>> Start Exercise materials
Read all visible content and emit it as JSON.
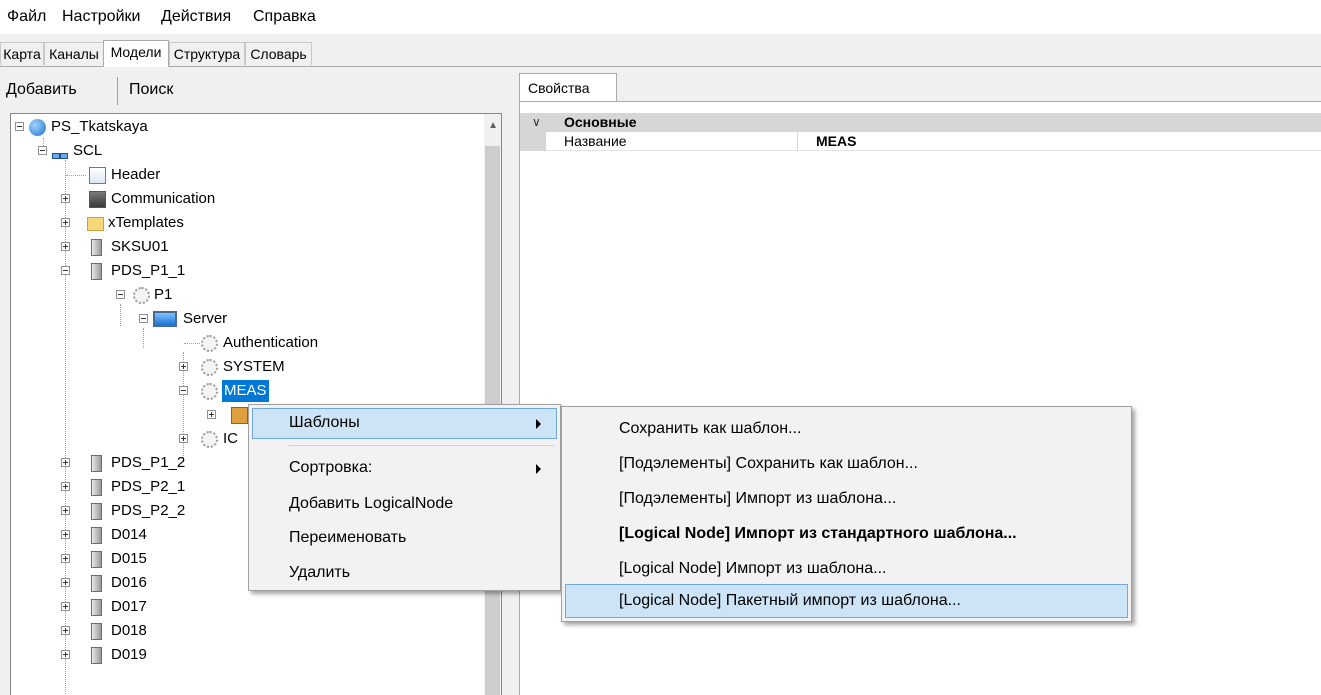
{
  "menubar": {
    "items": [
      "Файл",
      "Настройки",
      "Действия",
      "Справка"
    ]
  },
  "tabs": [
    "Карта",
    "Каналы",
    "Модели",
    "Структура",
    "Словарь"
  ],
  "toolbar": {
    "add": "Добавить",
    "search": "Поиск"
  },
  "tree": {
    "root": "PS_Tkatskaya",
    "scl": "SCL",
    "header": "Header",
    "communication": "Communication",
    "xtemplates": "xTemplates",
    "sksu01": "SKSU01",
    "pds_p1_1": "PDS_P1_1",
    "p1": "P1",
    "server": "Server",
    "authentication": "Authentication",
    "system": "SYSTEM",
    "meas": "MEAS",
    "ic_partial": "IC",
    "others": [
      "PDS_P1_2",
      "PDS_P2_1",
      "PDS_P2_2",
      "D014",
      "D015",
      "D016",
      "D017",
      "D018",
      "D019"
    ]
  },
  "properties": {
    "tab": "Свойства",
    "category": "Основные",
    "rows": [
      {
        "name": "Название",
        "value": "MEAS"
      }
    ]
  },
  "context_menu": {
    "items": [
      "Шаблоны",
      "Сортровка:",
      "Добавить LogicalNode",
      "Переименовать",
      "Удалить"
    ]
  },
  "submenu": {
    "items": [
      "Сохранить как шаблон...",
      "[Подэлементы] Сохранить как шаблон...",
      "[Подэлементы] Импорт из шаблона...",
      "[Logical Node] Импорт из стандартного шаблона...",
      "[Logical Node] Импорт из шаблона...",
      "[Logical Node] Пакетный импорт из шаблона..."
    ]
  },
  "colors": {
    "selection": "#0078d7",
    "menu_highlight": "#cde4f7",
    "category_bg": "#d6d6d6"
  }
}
>> End Exercise materials
>> Start Exercise materials
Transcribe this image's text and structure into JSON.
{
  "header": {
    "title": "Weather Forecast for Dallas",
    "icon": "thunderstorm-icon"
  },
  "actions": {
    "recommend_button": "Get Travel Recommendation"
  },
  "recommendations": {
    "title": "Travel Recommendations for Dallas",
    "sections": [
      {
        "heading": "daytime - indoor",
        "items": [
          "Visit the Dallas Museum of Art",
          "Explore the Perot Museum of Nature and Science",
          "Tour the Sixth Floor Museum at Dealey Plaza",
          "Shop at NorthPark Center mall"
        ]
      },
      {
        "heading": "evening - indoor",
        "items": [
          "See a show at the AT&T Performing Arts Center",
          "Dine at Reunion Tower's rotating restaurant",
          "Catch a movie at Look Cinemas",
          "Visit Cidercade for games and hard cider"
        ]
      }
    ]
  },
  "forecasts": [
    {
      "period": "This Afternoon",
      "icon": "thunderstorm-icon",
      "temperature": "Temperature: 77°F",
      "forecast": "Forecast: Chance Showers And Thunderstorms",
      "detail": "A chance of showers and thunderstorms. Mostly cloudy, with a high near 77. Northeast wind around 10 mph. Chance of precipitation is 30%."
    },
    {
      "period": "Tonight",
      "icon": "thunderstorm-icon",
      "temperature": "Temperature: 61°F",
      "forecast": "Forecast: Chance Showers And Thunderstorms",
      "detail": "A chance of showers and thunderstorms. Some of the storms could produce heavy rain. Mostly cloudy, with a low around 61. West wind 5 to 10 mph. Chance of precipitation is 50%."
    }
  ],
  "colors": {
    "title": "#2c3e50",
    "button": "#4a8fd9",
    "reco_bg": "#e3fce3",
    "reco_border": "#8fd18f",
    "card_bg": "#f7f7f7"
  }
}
>> End Exercise materials
>> Start Exercise materials
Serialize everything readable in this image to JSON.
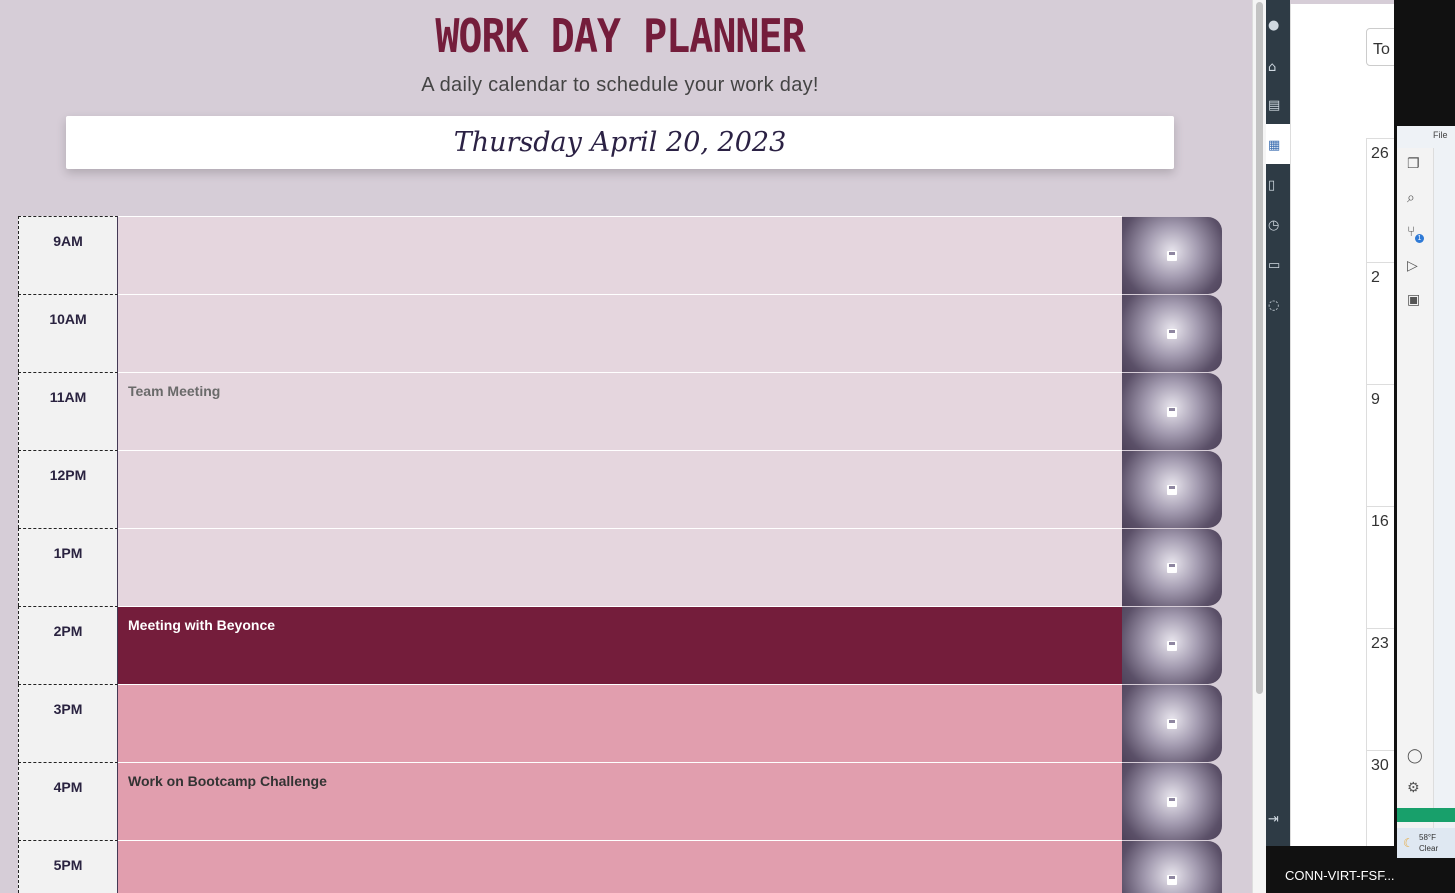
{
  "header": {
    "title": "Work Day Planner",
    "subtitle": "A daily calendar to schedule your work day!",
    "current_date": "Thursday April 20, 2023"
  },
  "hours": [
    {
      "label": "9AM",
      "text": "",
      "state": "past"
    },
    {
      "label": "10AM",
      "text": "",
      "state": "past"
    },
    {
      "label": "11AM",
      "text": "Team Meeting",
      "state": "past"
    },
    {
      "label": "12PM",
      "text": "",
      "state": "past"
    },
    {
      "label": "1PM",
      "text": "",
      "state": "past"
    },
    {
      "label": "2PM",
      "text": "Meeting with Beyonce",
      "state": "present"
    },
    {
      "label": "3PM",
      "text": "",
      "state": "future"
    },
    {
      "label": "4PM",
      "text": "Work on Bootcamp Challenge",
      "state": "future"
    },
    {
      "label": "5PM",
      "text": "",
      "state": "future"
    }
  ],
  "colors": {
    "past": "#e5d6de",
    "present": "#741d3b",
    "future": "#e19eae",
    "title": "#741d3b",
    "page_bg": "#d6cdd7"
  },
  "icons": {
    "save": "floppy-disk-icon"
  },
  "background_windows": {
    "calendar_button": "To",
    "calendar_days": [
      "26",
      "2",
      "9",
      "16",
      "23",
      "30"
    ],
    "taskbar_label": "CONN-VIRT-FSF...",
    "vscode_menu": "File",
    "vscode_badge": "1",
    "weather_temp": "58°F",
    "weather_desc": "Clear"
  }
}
>> End Exercise materials
Check every line of the data, and copy the ones that contain "with".

__Result of this exercise__:
      "detail": "A chance of showers and thunderstorms. Mostly cloudy, with a high near 77. Northeast wind around 10 mph. Chance of precipitation is 30%."
      "detail": "A chance of showers and thunderstorms. Some of the storms could produce heavy rain. Mostly cloudy, with a low around 61. West wind 5 to 10 mph. Chance of precipitation is 50%."
      "text": "Meeting with Beyonce",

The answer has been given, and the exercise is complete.